INSTRUCTIONS TO FOLLOW ▸
Copy out the lines starting at the one containing "article-paragraph: Now at" and ending at the one containing "podium-sign-text: ITES [36, 181, 61, 193]", keeping them character for character as they appear.

Visual layout records:

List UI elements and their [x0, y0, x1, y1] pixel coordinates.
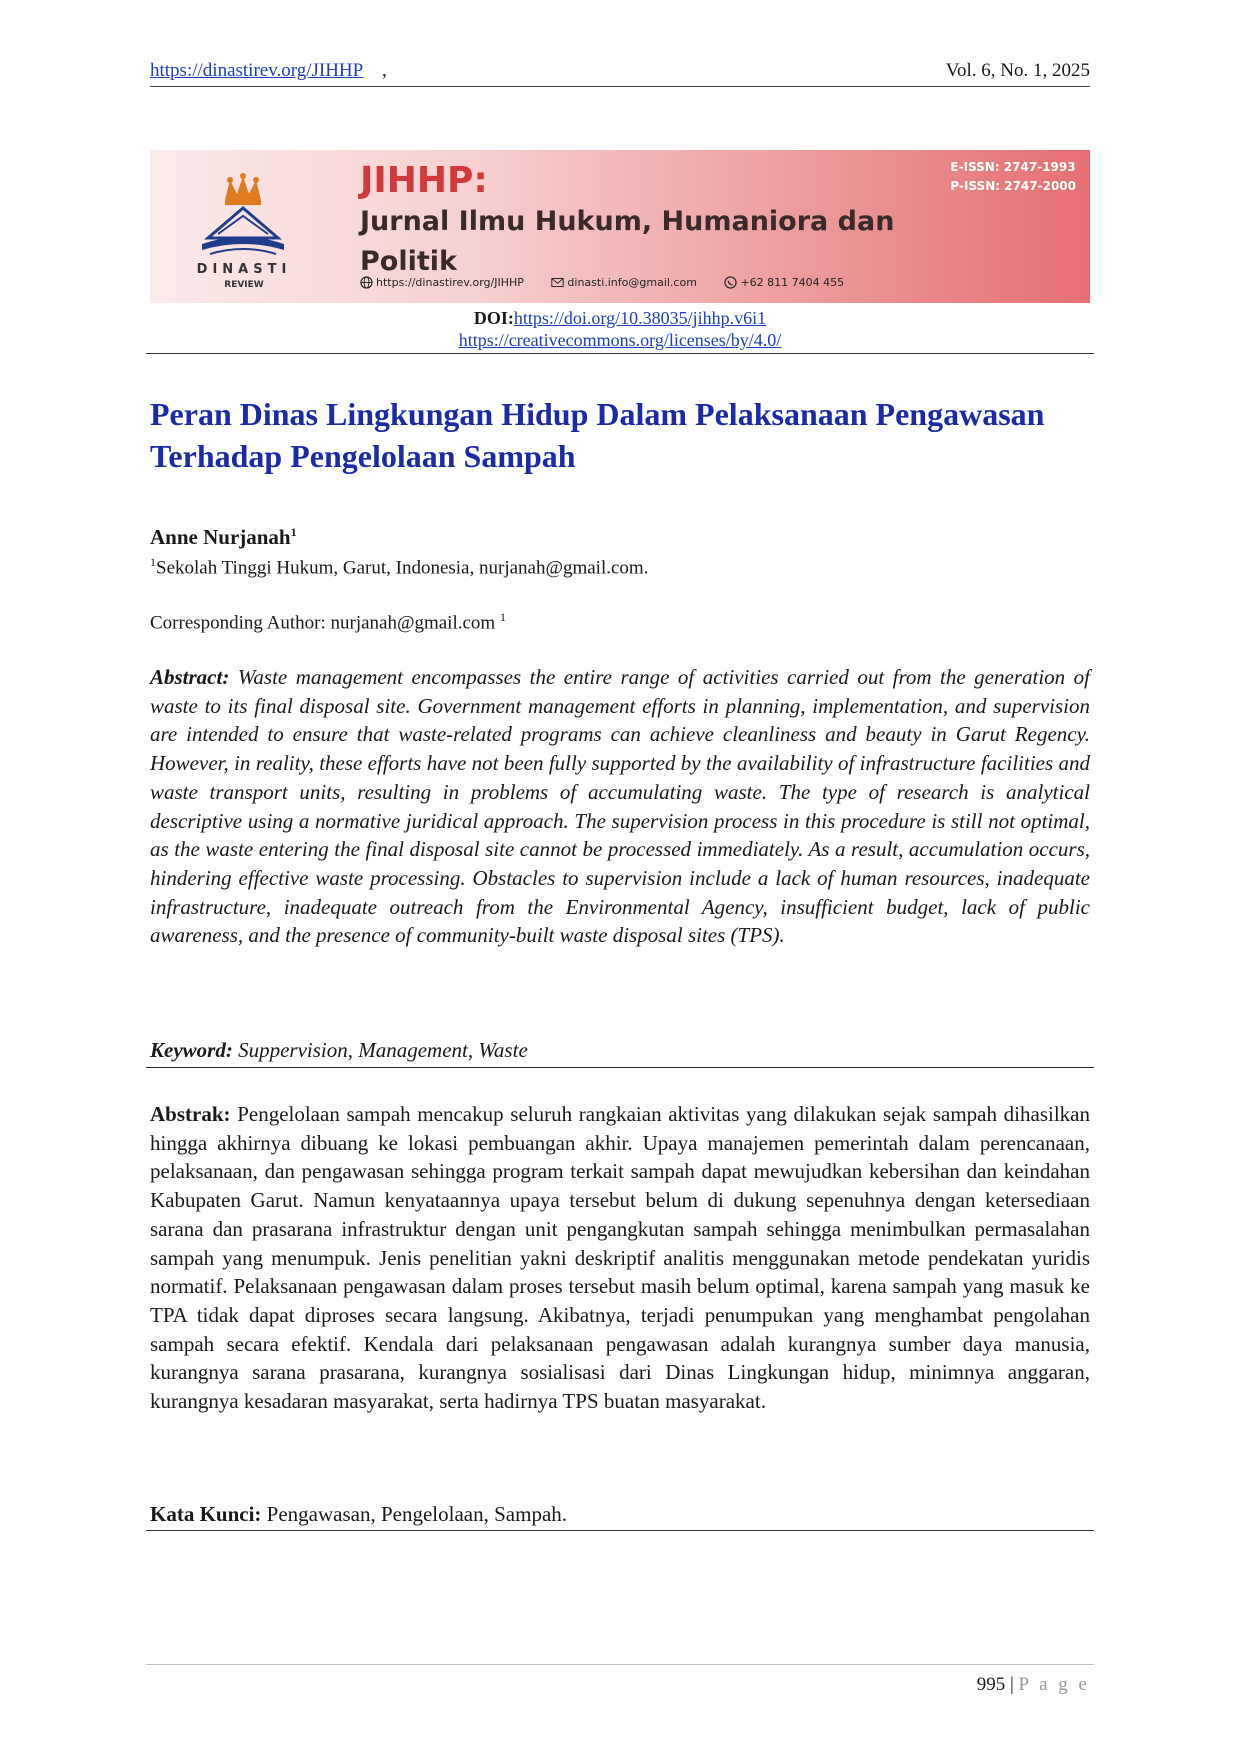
e-issn: E-ISSN: 2747-1993: [950, 160, 1076, 174]
affiliation-mark: 1: [150, 555, 156, 569]
corresponding-author: [150, 610, 506, 634]
page-number: 995: [976, 1674, 1006, 1695]
abstract-text: Waste management encompasses the entire range of activities carried out from the generation of waste to its final disposal site. Government management efforts in planning, implementation, and supervision are intended to ensure that waste-related programs can achieve cleanliness and beauty in Garut Regency. However, in reality, these efforts have not been fully supported by the availability of infrastructure facilities and waste transport units, resulting in problems of accumulating waste. The type of research is analytical descriptive using a normative juridical approach. The supervision process in this procedure is still not optimal, as the waste entering the final disposal site cannot be processed immediately. As a result, accumulation occurs, hindering effective waste processing. Obstacles to supervision include a lack of human resources, inadequate infrastructure, inadequate outreach from the Environmental Agency, insufficient budget, lack of public awareness, and the presence of community-built waste disposal sites (TPS).: [150, 665, 1090, 948]
page-footer: [977, 1674, 1090, 1696]
journal-name: Jurnal Ilmu Hukum, Humaniora dan Politik: [360, 206, 895, 277]
author-name-text: Anne Nurjanah: [150, 525, 291, 549]
divider: [146, 1067, 1094, 1068]
issn-block: [950, 158, 1076, 196]
phone-contact[interactable]: [724, 276, 844, 289]
license-link[interactable]: https://creativecommons.org/licenses/by/4.0/: [458, 330, 782, 350]
divider: [146, 1530, 1094, 1531]
keywords-english: [150, 1038, 528, 1063]
divider: [146, 353, 1094, 354]
contact-bar: [360, 276, 868, 289]
whatsapp-icon: [724, 276, 737, 289]
corresponding-text: Corresponding Author: nurjanah@gmail.com: [150, 612, 500, 634]
running-header: [150, 60, 1090, 87]
abstract-english: [150, 663, 1090, 950]
affiliation-text: Sekolah Tinggi Hukum, Garut, Indonesia, nurjanah@gmail.com.: [156, 557, 649, 579]
abstract-label: Abstract:: [150, 665, 230, 689]
article-title: Peran Dinas Lingkungan Hidup Dalam Pelaksanaan Pengawasan Terhadap Pengelolaan Sampah: [150, 396, 1045, 474]
globe-icon: [360, 276, 373, 289]
website-contact[interactable]: [360, 276, 527, 289]
author-mark: 1: [290, 525, 297, 539]
email-contact[interactable]: [551, 276, 700, 289]
footer-divider: [146, 1664, 1094, 1665]
journal-abbreviation: JIHHP:: [360, 160, 488, 201]
volume-info: Vol. 6, No. 1, 2025: [945, 60, 1090, 81]
website-text: https://dinastirev.org/JIHHP: [376, 276, 524, 289]
logo-name: DINASTI: [196, 262, 292, 277]
email-text: dinasti.info@gmail.com: [567, 276, 697, 289]
kata-kunci-text: Pengawasan, Pengelolaan, Sampah.: [266, 1502, 568, 1526]
header-separator: ,: [382, 60, 387, 81]
doi-label: DOI:: [473, 308, 514, 328]
keywords-indonesian: [150, 1502, 567, 1527]
footer-separator: |: [1009, 1674, 1014, 1695]
mail-icon: [551, 276, 564, 289]
journal-banner: [150, 150, 1090, 303]
author-name: [150, 525, 297, 550]
kata-kunci-label: Kata Kunci:: [150, 1502, 262, 1526]
logo-subtitle: REVIEW: [224, 280, 264, 290]
keyword-text: Suppervision, Management, Waste: [238, 1038, 528, 1062]
abstrak-label: Abstrak:: [150, 1102, 231, 1126]
abstrak-text: Pengelolaan sampah mencakup seluruh rangkaian aktivitas yang dilakukan sejak sampah dihasilkan hingga akhirnya dibuang ke lokasi pembuangan akhir. Upaya manajemen pemerintah dalam perencanaan, pelaksanaan, dan pengawasan sehingga program terkait sampah dapat mewujudkan kebersihan dan keindahan Kabupaten Garut. Namun kenyataannya upaya tersebut belum di dukung sepenuhnya dengan ketersediaan sarana dan prasarana infrastruktur dengan unit pengangkutan sampah sehingga menimbulkan permasalahan sampah yang menumpuk. Jenis penelitian yakni deskriptif analitis menggunakan metode pendekatan yuridis normatif. Pelaksanaan pengawasan dalam proses tersebut masih belum optimal, karena sampah yang masuk ke TPA tidak dapat diproses secara langsung. Akibatnya, terjadi penumpukan yang menghambat pengolahan sampah secara efektif. Kendala dari pelaksanaan pengawasan adalah kurangnya sumber daya manusia, kurangnya sarana prasarana, kurangnya sosialisasi dari Dinas Lingkungan hidup, minimnya anggaran, kurangnya kesadaran masyarakat, serta hadirnya TPS buatan masyarakat.: [150, 1102, 1090, 1414]
phone-text: +62 811 7404 455: [740, 276, 845, 289]
journal-url-link[interactable]: https://dinastirev.org/JIHHP: [150, 60, 364, 81]
keyword-label: Keyword:: [150, 1038, 233, 1062]
author-affiliation: [150, 555, 648, 579]
doi-block: [150, 307, 1090, 351]
abstract-indonesian: [150, 1100, 1090, 1416]
page-label: P a g e: [1018, 1674, 1090, 1695]
p-issn: P-ISSN: 2747-2000: [950, 179, 1076, 193]
doi-link[interactable]: https://doi.org/10.38035/jihhp.v6i1: [513, 308, 767, 328]
corresponding-mark: 1: [499, 610, 506, 624]
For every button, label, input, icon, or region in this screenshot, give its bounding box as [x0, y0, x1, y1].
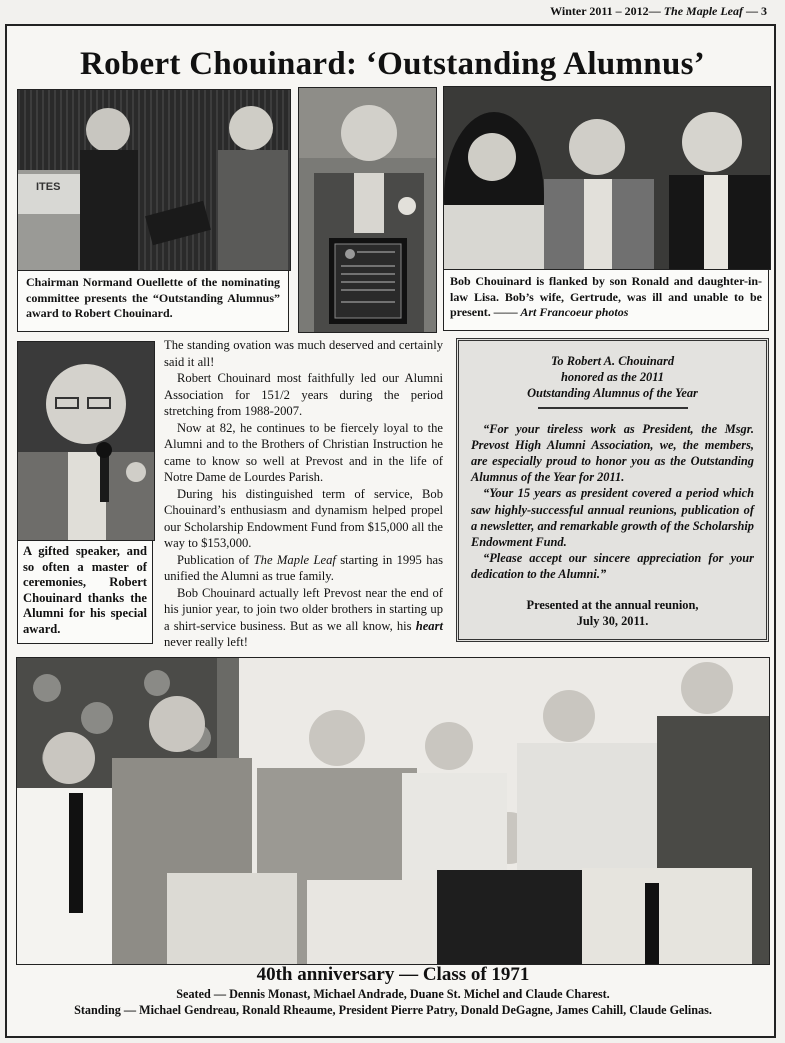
article-paragraph: Now at 82, he continues to be fiercely loyal to the Alumni and to the Brothers of Christian Instruction he came to know so well at Prevost and in the life of Notre Dame de Lourdes Parish. [164, 420, 443, 484]
photo-chouinard-plaque [298, 87, 437, 333]
caption-award-presentation: Chairman Normand Ouellette of the nominating committee presents the “Outstanding Alumnus” award to Robert Chouinard. [26, 275, 280, 321]
award-quote: “Please accept our sincere appreciation for your dedication to the Alumni.” [471, 551, 754, 582]
award-heading-line1: To Robert A. Chouinard [550, 354, 675, 368]
award-quote: “For your tireless work as President, the Msgr. Prevost High Alumni Association, we, the members, are especially proud to honor you as the Outstanding Alumnus of the Year for 2011. [471, 421, 754, 485]
photo-credit: —— Art Francoeur photos [493, 305, 629, 320]
page-title: Robert Chouinard: ‘Outstanding Alumnus’ [79, 46, 706, 82]
heart-emphasis: heart [415, 618, 443, 633]
podium-sign-text: ITES [36, 181, 61, 193]
article-paragraph: During his distinguished term of service, Bob Chouinard’s enthusiasm and dynamism helped propel our Scholarship Endowment Fund from $15,000 all the way to $153,000. [164, 486, 443, 550]
photo-chouinard-family [443, 86, 771, 270]
page-number: 3 [761, 4, 767, 18]
class-photo-heading: 40th anniversary — Class of 1971 [256, 964, 530, 985]
article-body [164, 337, 443, 651]
caption-award-presentation-box [17, 270, 289, 332]
caption-speaker-box [17, 540, 153, 644]
page-header: Winter 2011 – 2012— The Maple Leaf — 3 [550, 4, 767, 18]
award-presented-line1: Presented at the annual reunion, [526, 597, 699, 612]
publication-name: The Maple Leaf [663, 4, 743, 18]
article-paragraph: Bob Chouinard actually left Prevost near the end of his junior year, to join two older brothers in starting up a shirt-service business. But as we all know, his heart never really left! [164, 585, 443, 649]
photo-chouinard-speaking [17, 341, 155, 541]
caption-speaker: A gifted speaker, and so often a master of ceremonies, Robert Chouinard thanks the Alumni for his special award. [23, 544, 147, 636]
award-citation-box [456, 338, 769, 642]
class-photo-caption [18, 964, 768, 1018]
award-quote: “Your 15 years as president covered a period which saw highly-successful annual reunions, publication of a newsletter, and remarkable growth of the Scholarship Endowment Fund. [471, 486, 754, 550]
class-photo-standing: Standing — Michael Gendreau, Ronald Rheaume, President Pierre Patry, Donald DeGagne, James Cahill, Claude Gelinas. [74, 1003, 712, 1017]
award-heading-line2: honored as the 2011 [561, 370, 664, 385]
class-photo-seated: Seated — Dennis Monast, Michael Andrade, Duane St. Michel and Claude Charest. [176, 987, 610, 1001]
award-divider [538, 407, 688, 409]
award-heading-line3: Outstanding Alumnus of the Year [527, 386, 698, 401]
photo-class-of-1971 [16, 657, 770, 965]
article-paragraph: Publication of The Maple Leaf starting in 1995 has unified the Alumni as true family. [164, 552, 443, 583]
photo-award-presentation [17, 89, 291, 271]
caption-family-box [443, 269, 769, 331]
caption-family: Bob Chouinard is flanked by son Ronald and daughter-in-law Lisa. Bob’s wife, Gertrude, was ill and unable to be present. [450, 274, 762, 320]
article-paragraph: The standing ovation was much deserved and certainly said it all! [164, 338, 443, 369]
award-presented-line2: July 30, 2011. [576, 613, 649, 628]
maple-leaf-title: The Maple Leaf [253, 552, 336, 567]
issue-date: Winter 2011 – 2012 [550, 4, 649, 18]
article-paragraph: Robert Chouinard most faithfully led our Alumni Association for 151/2 years during the period stretching from 1988-2007. [164, 371, 443, 418]
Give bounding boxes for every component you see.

ANSWER ▸
article-paragraph: Now at 82, he continues to be fiercely loyal to the Alumni and to the Brothers of Christian Instruction he came to know so well at Prevost and in the life of Notre Dame de Lourdes Parish. [164, 420, 443, 484]
photo-chouinard-plaque [298, 87, 437, 333]
caption-award-presentation: Chairman Normand Ouellette of the nominating committee presents the “Outstanding Alumnus” award to Robert Chouinard. [26, 275, 280, 321]
award-quote: “Please accept our sincere appreciation for your dedication to the Alumni.” [471, 551, 754, 582]
award-heading-line1: To Robert A. Chouinard [550, 354, 675, 368]
award-quote: “For your tireless work as President, the Msgr. Prevost High Alumni Association, we, the members, are especially proud to honor you as the Outstanding Alumnus of the Year for 2011. [471, 421, 754, 485]
photo-credit: —— Art Francoeur photos [493, 305, 629, 320]
page-title: Robert Chouinard: ‘Outstanding Alumnus’ [79, 46, 706, 82]
heart-emphasis: heart [415, 618, 443, 633]
podium-sign-text: ITES [36, 181, 61, 193]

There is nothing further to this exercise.